Task details
Please echo the following lines back verbatim, keeping every character unchanged.

-- Task material start --

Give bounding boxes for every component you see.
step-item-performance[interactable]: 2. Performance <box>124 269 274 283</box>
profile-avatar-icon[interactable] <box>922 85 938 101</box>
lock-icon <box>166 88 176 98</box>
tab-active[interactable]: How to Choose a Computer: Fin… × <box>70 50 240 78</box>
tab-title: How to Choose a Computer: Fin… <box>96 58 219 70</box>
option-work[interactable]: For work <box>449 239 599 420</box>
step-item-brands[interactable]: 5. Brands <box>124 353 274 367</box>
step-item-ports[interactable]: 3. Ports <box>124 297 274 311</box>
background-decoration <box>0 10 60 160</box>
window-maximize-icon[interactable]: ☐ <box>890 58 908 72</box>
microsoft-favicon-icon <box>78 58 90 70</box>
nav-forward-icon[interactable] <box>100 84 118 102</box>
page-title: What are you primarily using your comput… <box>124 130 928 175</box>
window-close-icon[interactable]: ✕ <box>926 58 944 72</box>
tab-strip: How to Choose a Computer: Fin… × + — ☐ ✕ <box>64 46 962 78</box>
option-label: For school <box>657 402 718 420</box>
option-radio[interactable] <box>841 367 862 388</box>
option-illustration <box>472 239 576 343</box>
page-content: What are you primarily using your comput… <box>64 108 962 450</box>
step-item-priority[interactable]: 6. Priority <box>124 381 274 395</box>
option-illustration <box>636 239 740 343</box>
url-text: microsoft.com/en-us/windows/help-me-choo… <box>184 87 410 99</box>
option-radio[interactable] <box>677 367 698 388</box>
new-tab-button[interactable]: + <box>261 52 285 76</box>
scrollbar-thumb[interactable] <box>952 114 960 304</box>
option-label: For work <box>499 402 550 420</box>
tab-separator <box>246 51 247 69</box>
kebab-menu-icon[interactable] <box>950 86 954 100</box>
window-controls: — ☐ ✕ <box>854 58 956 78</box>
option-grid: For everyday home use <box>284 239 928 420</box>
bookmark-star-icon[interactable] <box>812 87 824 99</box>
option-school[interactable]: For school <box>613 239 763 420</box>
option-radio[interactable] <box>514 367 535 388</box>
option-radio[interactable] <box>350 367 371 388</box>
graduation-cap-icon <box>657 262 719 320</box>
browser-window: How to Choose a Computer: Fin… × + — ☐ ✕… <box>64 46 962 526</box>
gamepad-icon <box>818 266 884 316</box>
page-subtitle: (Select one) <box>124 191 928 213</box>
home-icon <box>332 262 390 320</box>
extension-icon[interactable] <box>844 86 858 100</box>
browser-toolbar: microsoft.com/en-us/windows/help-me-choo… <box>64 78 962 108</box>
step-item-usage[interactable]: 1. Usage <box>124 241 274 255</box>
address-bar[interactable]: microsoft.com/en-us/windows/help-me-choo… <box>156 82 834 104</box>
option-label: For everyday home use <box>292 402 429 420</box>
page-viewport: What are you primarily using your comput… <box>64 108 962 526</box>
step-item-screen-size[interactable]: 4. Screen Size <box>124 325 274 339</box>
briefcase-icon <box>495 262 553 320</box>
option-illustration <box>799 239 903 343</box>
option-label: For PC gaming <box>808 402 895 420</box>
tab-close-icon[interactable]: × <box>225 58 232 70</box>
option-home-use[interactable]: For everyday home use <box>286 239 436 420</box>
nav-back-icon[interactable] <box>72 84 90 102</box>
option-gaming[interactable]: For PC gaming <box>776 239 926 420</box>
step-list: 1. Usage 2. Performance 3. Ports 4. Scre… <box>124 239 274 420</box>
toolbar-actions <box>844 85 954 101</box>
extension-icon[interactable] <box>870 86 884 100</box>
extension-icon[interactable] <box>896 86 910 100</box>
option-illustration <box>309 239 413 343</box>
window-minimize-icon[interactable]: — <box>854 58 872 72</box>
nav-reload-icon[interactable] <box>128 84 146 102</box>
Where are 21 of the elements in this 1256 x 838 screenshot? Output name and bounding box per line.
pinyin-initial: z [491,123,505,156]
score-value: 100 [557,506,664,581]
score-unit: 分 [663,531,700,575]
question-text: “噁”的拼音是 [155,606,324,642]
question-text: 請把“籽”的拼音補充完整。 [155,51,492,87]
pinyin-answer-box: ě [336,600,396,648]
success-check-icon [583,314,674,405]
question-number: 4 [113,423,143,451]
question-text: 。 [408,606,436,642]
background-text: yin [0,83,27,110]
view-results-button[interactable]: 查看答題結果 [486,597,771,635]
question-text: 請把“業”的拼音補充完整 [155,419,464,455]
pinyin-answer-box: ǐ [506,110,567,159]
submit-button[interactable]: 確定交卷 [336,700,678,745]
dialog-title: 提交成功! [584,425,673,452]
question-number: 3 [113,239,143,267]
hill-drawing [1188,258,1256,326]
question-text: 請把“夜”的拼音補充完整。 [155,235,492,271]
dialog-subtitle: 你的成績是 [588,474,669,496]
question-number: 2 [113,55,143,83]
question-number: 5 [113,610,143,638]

-- Task material end --

Problem solution
Give bounding boxes for every component you see.
step-item-performance[interactable]: 2. Performance <box>124 269 274 283</box>
profile-avatar-icon[interactable] <box>922 85 938 101</box>
lock-icon <box>166 88 176 98</box>
tab-active[interactable]: How to Choose a Computer: Fin… × <box>70 50 240 78</box>
tab-title: How to Choose a Computer: Fin… <box>96 58 219 70</box>
option-work[interactable]: For work <box>449 239 599 420</box>
step-item-brands[interactable]: 5. Brands <box>124 353 274 367</box>
step-item-ports[interactable]: 3. Ports <box>124 297 274 311</box>
background-decoration <box>0 10 60 160</box>
window-maximize-icon[interactable]: ☐ <box>890 58 908 72</box>
microsoft-favicon-icon <box>78 58 90 70</box>
nav-forward-icon[interactable] <box>100 84 118 102</box>
page-title: What are you primarily using your comput… <box>124 130 928 175</box>
window-close-icon[interactable]: ✕ <box>926 58 944 72</box>
tab-strip: How to Choose a Computer: Fin… × + — ☐ ✕ <box>64 46 962 78</box>
option-label: For school <box>657 402 718 420</box>
option-radio[interactable] <box>841 367 862 388</box>
option-illustration <box>472 239 576 343</box>
page-content: What are you primarily using your comput… <box>64 108 962 450</box>
step-item-priority[interactable]: 6. Priority <box>124 381 274 395</box>
option-illustration <box>636 239 740 343</box>
url-text: microsoft.com/en-us/windows/help-me-choo… <box>184 87 410 99</box>
option-radio[interactable] <box>677 367 698 388</box>
new-tab-button[interactable]: + <box>261 52 285 76</box>
scrollbar-thumb[interactable] <box>952 114 960 304</box>
option-label: For work <box>499 402 550 420</box>
tab-separator <box>246 51 247 69</box>
kebab-menu-icon[interactable] <box>950 86 954 100</box>
window-controls: — ☐ ✕ <box>854 58 956 78</box>
option-grid: For everyday home use <box>284 239 928 420</box>
bookmark-star-icon[interactable] <box>812 87 824 99</box>
option-school[interactable]: For school <box>613 239 763 420</box>
option-radio[interactable] <box>514 367 535 388</box>
option-radio[interactable] <box>350 367 371 388</box>
graduation-cap-icon <box>657 262 719 320</box>
browser-window: How to Choose a Computer: Fin… × + — ☐ ✕… <box>64 46 962 526</box>
gamepad-icon <box>818 266 884 316</box>
page-subtitle: (Select one) <box>124 191 928 213</box>
home-icon <box>332 262 390 320</box>
extension-icon[interactable] <box>844 86 858 100</box>
browser-toolbar: microsoft.com/en-us/windows/help-me-choo… <box>64 78 962 108</box>
step-item-usage[interactable]: 1. Usage <box>124 241 274 255</box>
address-bar[interactable]: microsoft.com/en-us/windows/help-me-choo… <box>156 82 834 104</box>
option-label: For everyday home use <box>292 402 429 420</box>
page-viewport: What are you primarily using your comput… <box>64 108 962 526</box>
step-item-screen-size[interactable]: 4. Screen Size <box>124 325 274 339</box>
briefcase-icon <box>495 262 553 320</box>
option-illustration <box>799 239 903 343</box>
option-label: For PC gaming <box>808 402 895 420</box>
tab-close-icon[interactable]: × <box>225 58 232 70</box>
option-home-use[interactable]: For everyday home use <box>286 239 436 420</box>
nav-back-icon[interactable] <box>72 84 90 102</box>
option-gaming[interactable]: For PC gaming <box>776 239 926 420</box>
step-list: 1. Usage 2. Performance 3. Ports 4. Scre… <box>124 239 274 420</box>
toolbar-actions <box>844 85 954 101</box>
extension-icon[interactable] <box>870 86 884 100</box>
extension-icon[interactable] <box>896 86 910 100</box>
option-illustration <box>309 239 413 343</box>
window-minimize-icon[interactable]: — <box>854 58 872 72</box>
nav-reload-icon[interactable] <box>128 84 146 102</box>
Where are 21 of the elements in this 1256 x 838 screenshot? Output name and bounding box per line.
pinyin-initial: z [491,123,505,156]
score-value: 100 [557,506,664,581]
score-unit: 分 [663,531,700,575]
question-text: “噁”的拼音是 [155,606,324,642]
question-text: 請把“籽”的拼音補充完整。 [155,51,492,87]
pinyin-answer-box: ě [336,600,396,648]
success-check-icon [583,314,674,405]
question-number: 4 [113,423,143,451]
question-text: 。 [408,606,436,642]
background-text: yin [0,83,27,110]
view-results-button[interactable]: 查看答題結果 [486,597,771,635]
question-text: 請把“業”的拼音補充完整 [155,419,464,455]
pinyin-answer-box: ǐ [506,110,567,159]
submit-button[interactable]: 確定交卷 [336,700,678,745]
dialog-title: 提交成功! [584,425,673,452]
question-number: 3 [113,239,143,267]
hill-drawing [1188,258,1256,326]
question-text: 請把“夜”的拼音補充完整。 [155,235,492,271]
dialog-subtitle: 你的成績是 [588,474,669,496]
question-number: 2 [113,55,143,83]
question-number: 5 [113,610,143,638]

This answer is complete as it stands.